Passage:
Mobile Suit Zeta Gundam Movie 3: Love is the Pulse of the Stars

Mobile Suit Zeta Gundam Movie 3: Love is the Pulse of the Stars DVD Review

By Chris Beveridge     August 24, 2010
Release Date: July 06, 2010


Mobile Suit Zeta Gundam Movie 3
© Bandai Entertainment

All out war consumes the Gundam Zeta-verse as all sides come to a final conflict.

What They Say
Universal Century 0087, Char Aznable has now become the leader of the AEUG. Scirocco, the man from Jupiter, schemes to seize control of the Titans. And Haman, the Axis leader, is attempting to restore the Zabi family. Through politics and strategy, these three powers struggle for dominion over the Earth Sphere. The war builds to a deadly endgame around the space colony Gryps 2, which has been converted into a giant laser cannon. What destiny awaits Kamille at the end of the conflict?

The Review!

Audio:
The Zeta movies get a nice bump up in its audio presentation as we get a standard stereo mix encoded at 192kbps as well as a 5.1 mix encoded at 448kbps. The 5.1 mix doesn't add a ton of directionality but it makes good use of the bass to give the action scenes a lot more impact. The forward soundstage makes out better overall and there are some good uses of the rear speakers at times with footsteps and voices being thrown there when you least expect it. The stereo mix works well and has a good feel to it, but the 5.1 mix overall does a better job of presenting a more theatrical feeling to it, even if some of the sounds thrown to the rear don't feel like they really needed to be.
 
Video:
Originally in theaters in 2005, the transfer for this film is presented in its original aspect ratio of 1.78:1 and is enhanced for anamorphic playback. Using footage from the 1985 series with a few new bits mixed in to tie it all together, the feature looks good overall though it's very limited by its source material. The old show has a lot of grain to it and it's very visible throughout, especially with the character animation in their faces as it stands out very prominently. This isn't a feature that's going to look good compared to other features out today, but it certainly works with the previous movie trilogy for the original series in terms of looking similar and providing continuity. The use of the original materials rather than re-animating it isn't a surprise but it means we do get a less than stellar looking show because of the grain. Nightjar did a good job encoding the disc with a very high bitrate throughout, but it's just hindered by the source material.

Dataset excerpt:
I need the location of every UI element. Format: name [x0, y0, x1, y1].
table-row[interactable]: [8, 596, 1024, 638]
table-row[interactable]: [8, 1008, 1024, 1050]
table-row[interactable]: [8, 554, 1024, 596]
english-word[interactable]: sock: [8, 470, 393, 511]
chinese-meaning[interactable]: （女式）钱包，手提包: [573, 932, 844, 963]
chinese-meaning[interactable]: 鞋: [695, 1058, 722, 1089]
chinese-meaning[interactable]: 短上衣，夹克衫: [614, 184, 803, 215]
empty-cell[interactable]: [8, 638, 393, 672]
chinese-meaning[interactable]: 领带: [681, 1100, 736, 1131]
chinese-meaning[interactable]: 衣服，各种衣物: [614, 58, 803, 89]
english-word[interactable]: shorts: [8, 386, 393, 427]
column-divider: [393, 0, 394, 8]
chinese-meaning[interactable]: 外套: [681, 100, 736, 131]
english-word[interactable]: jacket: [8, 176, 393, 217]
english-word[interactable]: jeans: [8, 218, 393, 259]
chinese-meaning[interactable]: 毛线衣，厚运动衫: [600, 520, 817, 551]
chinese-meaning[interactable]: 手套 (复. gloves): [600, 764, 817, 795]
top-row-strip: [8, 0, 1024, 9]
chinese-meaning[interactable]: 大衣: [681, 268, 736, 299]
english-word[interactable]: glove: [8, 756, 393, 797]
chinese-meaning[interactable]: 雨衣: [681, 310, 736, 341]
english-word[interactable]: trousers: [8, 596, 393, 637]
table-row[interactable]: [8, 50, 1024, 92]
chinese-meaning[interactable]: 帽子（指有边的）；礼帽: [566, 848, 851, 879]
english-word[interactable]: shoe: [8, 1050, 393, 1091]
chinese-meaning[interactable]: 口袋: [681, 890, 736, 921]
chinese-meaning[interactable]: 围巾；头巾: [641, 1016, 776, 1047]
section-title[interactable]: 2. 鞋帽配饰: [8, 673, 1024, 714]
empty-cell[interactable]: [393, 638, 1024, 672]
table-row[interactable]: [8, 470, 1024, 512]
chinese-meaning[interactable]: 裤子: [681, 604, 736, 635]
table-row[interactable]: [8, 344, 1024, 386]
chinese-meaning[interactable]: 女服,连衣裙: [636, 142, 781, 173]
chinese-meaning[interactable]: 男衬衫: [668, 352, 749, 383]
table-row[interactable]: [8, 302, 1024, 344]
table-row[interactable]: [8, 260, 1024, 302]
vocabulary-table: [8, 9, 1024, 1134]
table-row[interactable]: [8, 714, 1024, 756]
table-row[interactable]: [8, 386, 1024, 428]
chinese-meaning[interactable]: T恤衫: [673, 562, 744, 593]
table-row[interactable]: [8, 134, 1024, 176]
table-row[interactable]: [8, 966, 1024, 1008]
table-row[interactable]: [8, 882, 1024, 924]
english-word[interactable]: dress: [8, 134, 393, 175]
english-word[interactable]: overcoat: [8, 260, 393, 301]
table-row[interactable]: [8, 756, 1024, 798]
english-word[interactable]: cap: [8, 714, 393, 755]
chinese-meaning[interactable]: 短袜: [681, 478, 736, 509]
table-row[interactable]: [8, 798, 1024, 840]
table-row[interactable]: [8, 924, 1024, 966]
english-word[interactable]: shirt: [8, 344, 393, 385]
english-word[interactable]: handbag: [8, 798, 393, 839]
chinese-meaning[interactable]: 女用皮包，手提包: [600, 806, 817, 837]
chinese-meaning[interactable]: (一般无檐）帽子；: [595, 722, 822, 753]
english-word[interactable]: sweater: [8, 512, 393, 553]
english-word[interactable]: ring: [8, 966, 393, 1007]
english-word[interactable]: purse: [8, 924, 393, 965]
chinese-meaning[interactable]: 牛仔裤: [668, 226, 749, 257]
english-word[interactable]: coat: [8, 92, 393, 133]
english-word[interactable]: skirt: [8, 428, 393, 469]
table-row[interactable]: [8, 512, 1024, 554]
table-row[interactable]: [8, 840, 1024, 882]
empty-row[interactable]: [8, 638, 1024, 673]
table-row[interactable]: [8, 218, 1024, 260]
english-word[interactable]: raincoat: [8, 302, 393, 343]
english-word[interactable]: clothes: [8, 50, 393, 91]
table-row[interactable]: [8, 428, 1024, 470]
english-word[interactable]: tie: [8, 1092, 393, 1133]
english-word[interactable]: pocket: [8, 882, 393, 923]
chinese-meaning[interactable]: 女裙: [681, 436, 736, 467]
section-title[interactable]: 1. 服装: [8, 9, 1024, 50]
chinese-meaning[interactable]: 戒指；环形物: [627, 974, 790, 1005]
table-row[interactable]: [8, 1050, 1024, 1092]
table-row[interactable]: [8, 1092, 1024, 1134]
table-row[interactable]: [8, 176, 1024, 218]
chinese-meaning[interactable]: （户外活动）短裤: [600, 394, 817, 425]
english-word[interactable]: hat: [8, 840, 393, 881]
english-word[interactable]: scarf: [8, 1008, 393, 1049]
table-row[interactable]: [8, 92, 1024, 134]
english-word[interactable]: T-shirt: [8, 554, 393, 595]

Requirements:
(a) In the DVD review, at what bitrate is the 5.1 mix encoded?
(b) Condense the paragraph of the DVD review that begins "The Zeta movies get a nice bump up" into a short bulleted list that keeps its main facts.
(c) Quote the DVD review from "All out war" up to and including "The Review!".
The rows are separate material and have no connection to the review.

Outputs:
(a) 448kbps.

(b)
- The audio includes a standard stereo mix at 192kbps and a 5.1 mix at 448kbps.
- The 5.1 mix adds little directionality but uses bass well to give action scenes more impact.
- The forward soundstage is stronger overall, and the rear speakers sometimes carry footsteps and voices unexpectedly.
- The stereo mix works well, but the 5.1 mix feels more theatrical, even if some rear sounds seem unnecessary.

(c)
All out war consumes the Gundam Zeta-verse as all sides come to a final conflict.

What They Say
Universal Century 0087, Char Aznable has now become the leader of the AEUG. Scirocco, the man from Jupiter, schemes to seize control of the Titans. And Haman, the Axis leader, is attempting to restore the Zabi family. Through politics and strategy, these three powers struggle for dominion over the Earth Sphere. The war builds to a deadly endgame around the space colony Gryps 2, which has been converted into a giant laser cannon. What destiny awaits Kamille at the end of the conflict?

The Review!